#### [AIM]
Go through the listing and set it down exactly, leaving out its pictures.

Data entries for graphics
※ ※ ※

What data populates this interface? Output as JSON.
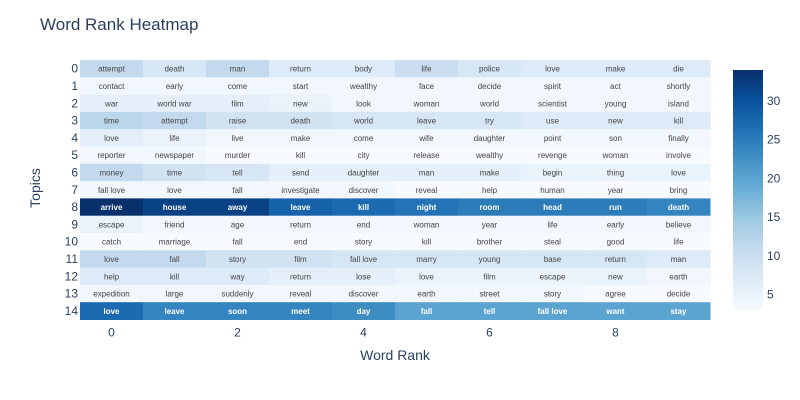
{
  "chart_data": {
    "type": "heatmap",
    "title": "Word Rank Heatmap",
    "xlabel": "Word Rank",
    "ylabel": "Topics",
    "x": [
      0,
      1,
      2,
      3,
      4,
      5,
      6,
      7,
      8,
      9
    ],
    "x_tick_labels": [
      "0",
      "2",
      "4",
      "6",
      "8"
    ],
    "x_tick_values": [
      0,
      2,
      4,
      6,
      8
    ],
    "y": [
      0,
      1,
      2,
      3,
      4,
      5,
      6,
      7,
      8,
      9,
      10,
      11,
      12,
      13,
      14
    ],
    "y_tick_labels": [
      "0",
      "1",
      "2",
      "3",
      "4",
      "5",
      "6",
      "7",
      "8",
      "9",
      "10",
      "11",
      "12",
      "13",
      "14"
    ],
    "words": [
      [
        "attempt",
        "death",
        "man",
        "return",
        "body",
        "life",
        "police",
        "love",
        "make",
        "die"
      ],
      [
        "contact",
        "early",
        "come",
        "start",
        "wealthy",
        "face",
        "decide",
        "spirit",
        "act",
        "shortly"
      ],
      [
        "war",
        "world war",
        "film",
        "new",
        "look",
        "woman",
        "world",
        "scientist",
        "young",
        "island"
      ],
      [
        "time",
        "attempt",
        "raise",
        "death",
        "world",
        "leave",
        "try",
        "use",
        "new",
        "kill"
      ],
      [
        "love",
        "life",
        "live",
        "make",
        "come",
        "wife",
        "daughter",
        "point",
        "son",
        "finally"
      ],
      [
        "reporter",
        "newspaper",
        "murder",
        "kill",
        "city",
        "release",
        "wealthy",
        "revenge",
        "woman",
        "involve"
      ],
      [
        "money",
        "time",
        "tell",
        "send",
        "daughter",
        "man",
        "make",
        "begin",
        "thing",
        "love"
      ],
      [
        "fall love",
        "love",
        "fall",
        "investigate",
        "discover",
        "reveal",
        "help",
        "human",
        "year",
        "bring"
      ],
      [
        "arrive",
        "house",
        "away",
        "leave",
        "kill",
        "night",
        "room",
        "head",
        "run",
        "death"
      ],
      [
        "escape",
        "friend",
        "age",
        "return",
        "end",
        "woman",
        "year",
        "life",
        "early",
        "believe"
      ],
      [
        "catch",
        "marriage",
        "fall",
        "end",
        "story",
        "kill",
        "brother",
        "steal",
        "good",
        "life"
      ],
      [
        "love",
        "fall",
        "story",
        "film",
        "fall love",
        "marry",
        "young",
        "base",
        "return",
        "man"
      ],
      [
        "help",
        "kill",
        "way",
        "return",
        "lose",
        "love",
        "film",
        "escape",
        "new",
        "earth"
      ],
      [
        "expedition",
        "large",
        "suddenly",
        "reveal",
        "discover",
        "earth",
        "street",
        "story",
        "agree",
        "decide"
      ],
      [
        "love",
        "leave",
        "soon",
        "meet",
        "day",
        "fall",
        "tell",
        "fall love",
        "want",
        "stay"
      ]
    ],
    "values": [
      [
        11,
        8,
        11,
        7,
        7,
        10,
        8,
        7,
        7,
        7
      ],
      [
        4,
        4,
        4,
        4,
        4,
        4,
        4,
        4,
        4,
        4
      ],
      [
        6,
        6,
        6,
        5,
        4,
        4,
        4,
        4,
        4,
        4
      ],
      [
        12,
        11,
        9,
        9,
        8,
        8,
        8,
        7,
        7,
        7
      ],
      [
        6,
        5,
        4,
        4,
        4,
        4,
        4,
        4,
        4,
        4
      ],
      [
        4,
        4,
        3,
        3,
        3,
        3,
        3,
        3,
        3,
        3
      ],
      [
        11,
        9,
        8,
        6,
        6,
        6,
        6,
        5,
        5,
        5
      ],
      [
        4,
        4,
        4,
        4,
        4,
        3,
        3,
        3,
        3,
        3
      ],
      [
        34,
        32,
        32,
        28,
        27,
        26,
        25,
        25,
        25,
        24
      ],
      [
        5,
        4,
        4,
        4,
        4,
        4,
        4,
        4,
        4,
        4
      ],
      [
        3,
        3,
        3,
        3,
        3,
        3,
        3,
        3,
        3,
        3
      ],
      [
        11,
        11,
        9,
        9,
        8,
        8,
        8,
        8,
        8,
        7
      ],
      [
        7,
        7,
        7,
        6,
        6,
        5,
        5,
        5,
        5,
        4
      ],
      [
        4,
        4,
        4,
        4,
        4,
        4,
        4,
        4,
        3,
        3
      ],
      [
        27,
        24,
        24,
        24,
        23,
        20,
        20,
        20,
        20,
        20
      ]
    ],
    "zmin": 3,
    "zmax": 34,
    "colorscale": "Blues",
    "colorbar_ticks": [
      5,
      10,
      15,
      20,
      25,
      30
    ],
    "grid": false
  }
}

※ ※ ※

#### [TASK SOLUTION]
What data populates this interface? Output as JSON.
{
  "chart_data": {
    "type": "heatmap",
    "title": "Word Rank Heatmap",
    "xlabel": "Word Rank",
    "ylabel": "Topics",
    "x": [
      0,
      1,
      2,
      3,
      4,
      5,
      6,
      7,
      8,
      9
    ],
    "x_tick_labels": [
      "0",
      "2",
      "4",
      "6",
      "8"
    ],
    "x_tick_values": [
      0,
      2,
      4,
      6,
      8
    ],
    "y": [
      0,
      1,
      2,
      3,
      4,
      5,
      6,
      7,
      8,
      9,
      10,
      11,
      12,
      13,
      14
    ],
    "y_tick_labels": [
      "0",
      "1",
      "2",
      "3",
      "4",
      "5",
      "6",
      "7",
      "8",
      "9",
      "10",
      "11",
      "12",
      "13",
      "14"
    ],
    "words": [
      [
        "attempt",
        "death",
        "man",
        "return",
        "body",
        "life",
        "police",
        "love",
        "make",
        "die"
      ],
      [
        "contact",
        "early",
        "come",
        "start",
        "wealthy",
        "face",
        "decide",
        "spirit",
        "act",
        "shortly"
      ],
      [
        "war",
        "world war",
        "film",
        "new",
        "look",
        "woman",
        "world",
        "scientist",
        "young",
        "island"
      ],
      [
        "time",
        "attempt",
        "raise",
        "death",
        "world",
        "leave",
        "try",
        "use",
        "new",
        "kill"
      ],
      [
        "love",
        "life",
        "live",
        "make",
        "come",
        "wife",
        "daughter",
        "point",
        "son",
        "finally"
      ],
      [
        "reporter",
        "newspaper",
        "murder",
        "kill",
        "city",
        "release",
        "wealthy",
        "revenge",
        "woman",
        "involve"
      ],
      [
        "money",
        "time",
        "tell",
        "send",
        "daughter",
        "man",
        "make",
        "begin",
        "thing",
        "love"
      ],
      [
        "fall love",
        "love",
        "fall",
        "investigate",
        "discover",
        "reveal",
        "help",
        "human",
        "year",
        "bring"
      ],
      [
        "arrive",
        "house",
        "away",
        "leave",
        "kill",
        "night",
        "room",
        "head",
        "run",
        "death"
      ],
      [
        "escape",
        "friend",
        "age",
        "return",
        "end",
        "woman",
        "year",
        "life",
        "early",
        "believe"
      ],
      [
        "catch",
        "marriage",
        "fall",
        "end",
        "story",
        "kill",
        "brother",
        "steal",
        "good",
        "life"
      ],
      [
        "love",
        "fall",
        "story",
        "film",
        "fall love",
        "marry",
        "young",
        "base",
        "return",
        "man"
      ],
      [
        "help",
        "kill",
        "way",
        "return",
        "lose",
        "love",
        "film",
        "escape",
        "new",
        "earth"
      ],
      [
        "expedition",
        "large",
        "suddenly",
        "reveal",
        "discover",
        "earth",
        "street",
        "story",
        "agree",
        "decide"
      ],
      [
        "love",
        "leave",
        "soon",
        "meet",
        "day",
        "fall",
        "tell",
        "fall love",
        "want",
        "stay"
      ]
    ],
    "values": [
      [
        11,
        8,
        11,
        7,
        7,
        10,
        8,
        7,
        7,
        7
      ],
      [
        4,
        4,
        4,
        4,
        4,
        4,
        4,
        4,
        4,
        4
      ],
      [
        6,
        6,
        6,
        5,
        4,
        4,
        4,
        4,
        4,
        4
      ],
      [
        12,
        11,
        9,
        9,
        8,
        8,
        8,
        7,
        7,
        7
      ],
      [
        6,
        5,
        4,
        4,
        4,
        4,
        4,
        4,
        4,
        4
      ],
      [
        4,
        4,
        3,
        3,
        3,
        3,
        3,
        3,
        3,
        3
      ],
      [
        11,
        9,
        8,
        6,
        6,
        6,
        6,
        5,
        5,
        5
      ],
      [
        4,
        4,
        4,
        4,
        4,
        3,
        3,
        3,
        3,
        3
      ],
      [
        34,
        32,
        32,
        28,
        27,
        26,
        25,
        25,
        25,
        24
      ],
      [
        5,
        4,
        4,
        4,
        4,
        4,
        4,
        4,
        4,
        4
      ],
      [
        3,
        3,
        3,
        3,
        3,
        3,
        3,
        3,
        3,
        3
      ],
      [
        11,
        11,
        9,
        9,
        8,
        8,
        8,
        8,
        8,
        7
      ],
      [
        7,
        7,
        7,
        6,
        6,
        5,
        5,
        5,
        5,
        4
      ],
      [
        4,
        4,
        4,
        4,
        4,
        4,
        4,
        4,
        3,
        3
      ],
      [
        27,
        24,
        24,
        24,
        23,
        20,
        20,
        20,
        20,
        20
      ]
    ],
    "zmin": 3,
    "zmax": 34,
    "colorscale": "Blues",
    "colorbar_ticks": [
      5,
      10,
      15,
      20,
      25,
      30
    ],
    "grid": false
  }
}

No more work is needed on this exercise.